» **GIVEN TASK**: Copy all lines of the listing that include the string "this".

» **Items from a figure collection**:
⟨

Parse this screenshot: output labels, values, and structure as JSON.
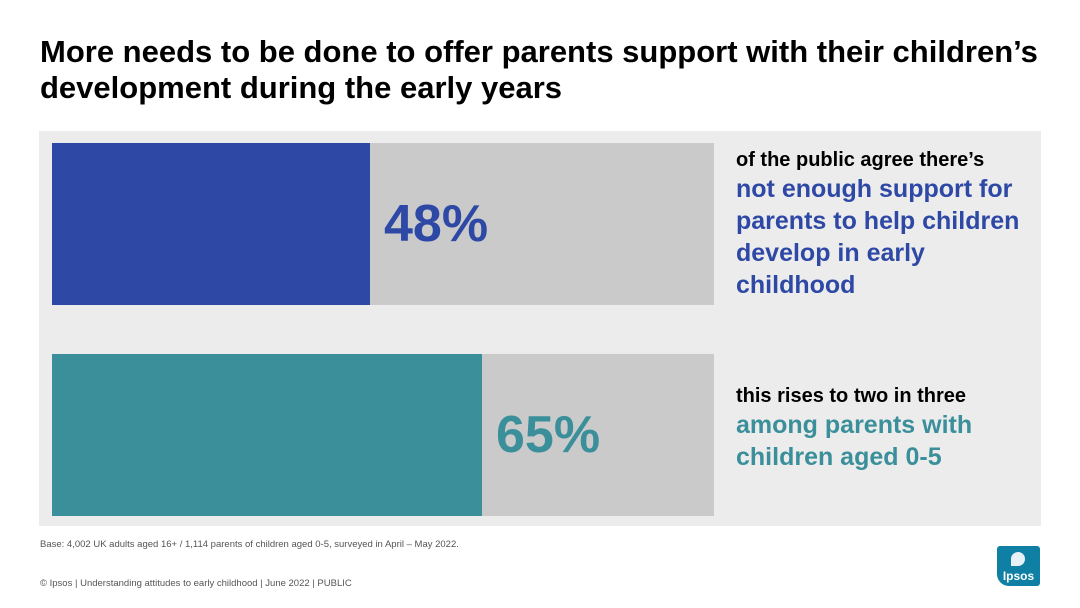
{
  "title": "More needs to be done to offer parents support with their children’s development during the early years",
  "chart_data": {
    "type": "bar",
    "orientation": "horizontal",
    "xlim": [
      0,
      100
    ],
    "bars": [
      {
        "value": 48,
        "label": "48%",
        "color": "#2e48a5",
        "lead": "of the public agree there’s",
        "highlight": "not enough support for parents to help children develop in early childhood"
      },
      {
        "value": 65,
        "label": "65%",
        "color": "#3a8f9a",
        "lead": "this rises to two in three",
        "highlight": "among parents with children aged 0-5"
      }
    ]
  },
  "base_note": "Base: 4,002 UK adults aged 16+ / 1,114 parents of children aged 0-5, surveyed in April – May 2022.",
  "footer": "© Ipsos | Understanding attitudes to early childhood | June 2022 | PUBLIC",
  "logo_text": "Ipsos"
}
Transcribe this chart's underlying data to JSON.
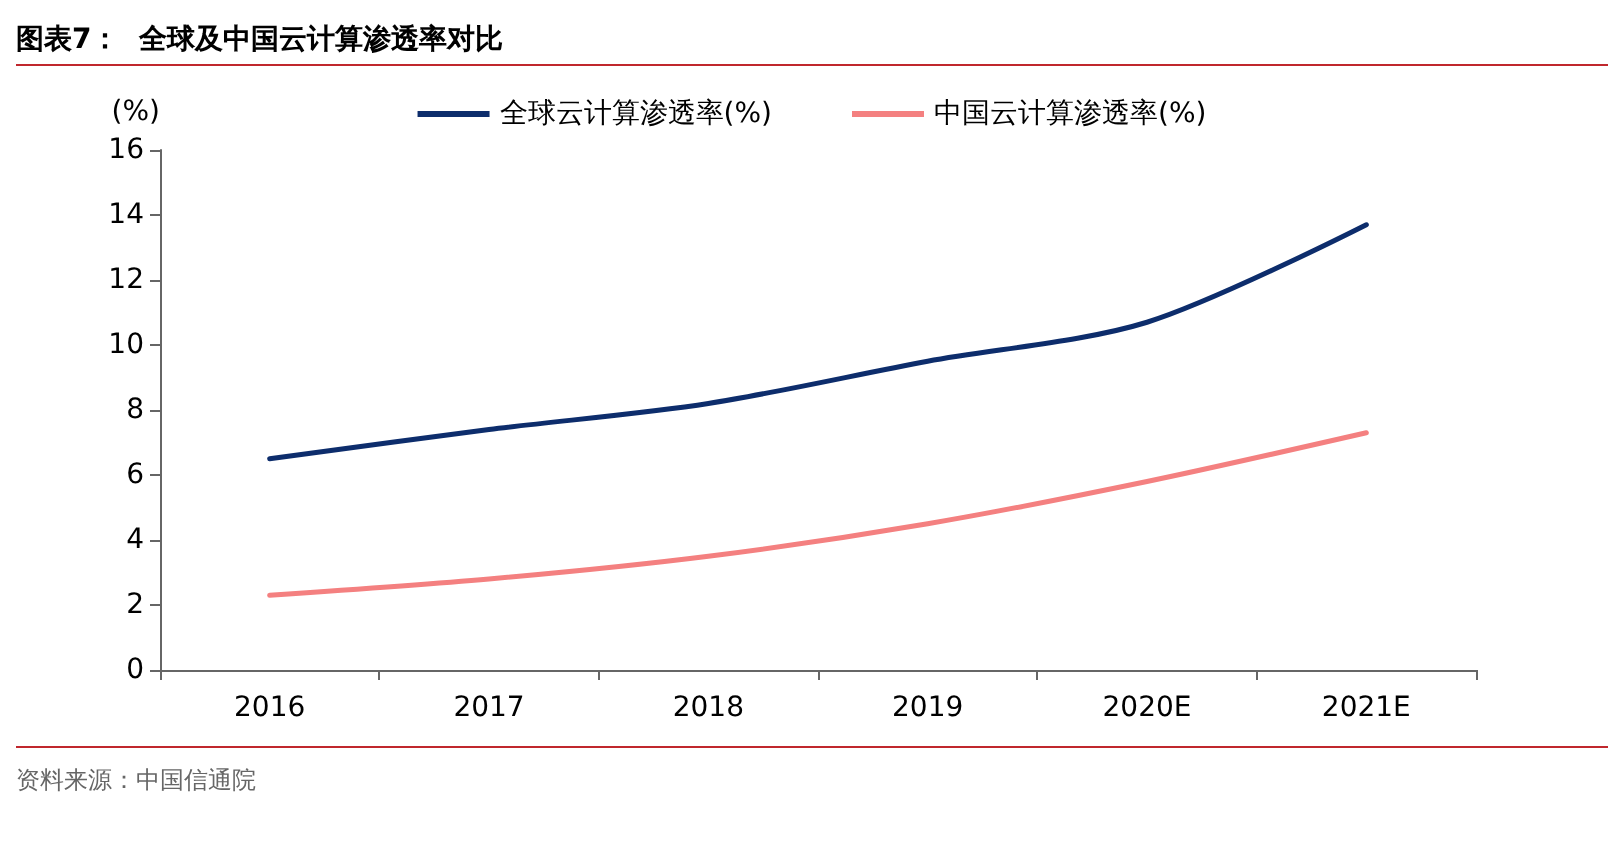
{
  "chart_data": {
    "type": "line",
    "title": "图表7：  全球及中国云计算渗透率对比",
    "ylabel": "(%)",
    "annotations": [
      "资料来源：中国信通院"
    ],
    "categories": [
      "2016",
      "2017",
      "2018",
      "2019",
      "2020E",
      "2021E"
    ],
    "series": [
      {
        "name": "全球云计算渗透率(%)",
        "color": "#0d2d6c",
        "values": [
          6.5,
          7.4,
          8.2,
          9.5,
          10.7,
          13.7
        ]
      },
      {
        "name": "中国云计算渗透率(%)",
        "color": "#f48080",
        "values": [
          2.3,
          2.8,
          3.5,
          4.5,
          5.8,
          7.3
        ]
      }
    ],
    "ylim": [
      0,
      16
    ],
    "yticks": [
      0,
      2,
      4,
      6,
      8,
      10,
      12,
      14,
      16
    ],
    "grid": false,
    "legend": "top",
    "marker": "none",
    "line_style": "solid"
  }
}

⟩

» **COMPLETED EXERCISE**:
Parse this screenshot: output labels, values, and structure as JSON.
        "lead": "this rises to two in three",
Transcribe this chart's underlying data to JSON.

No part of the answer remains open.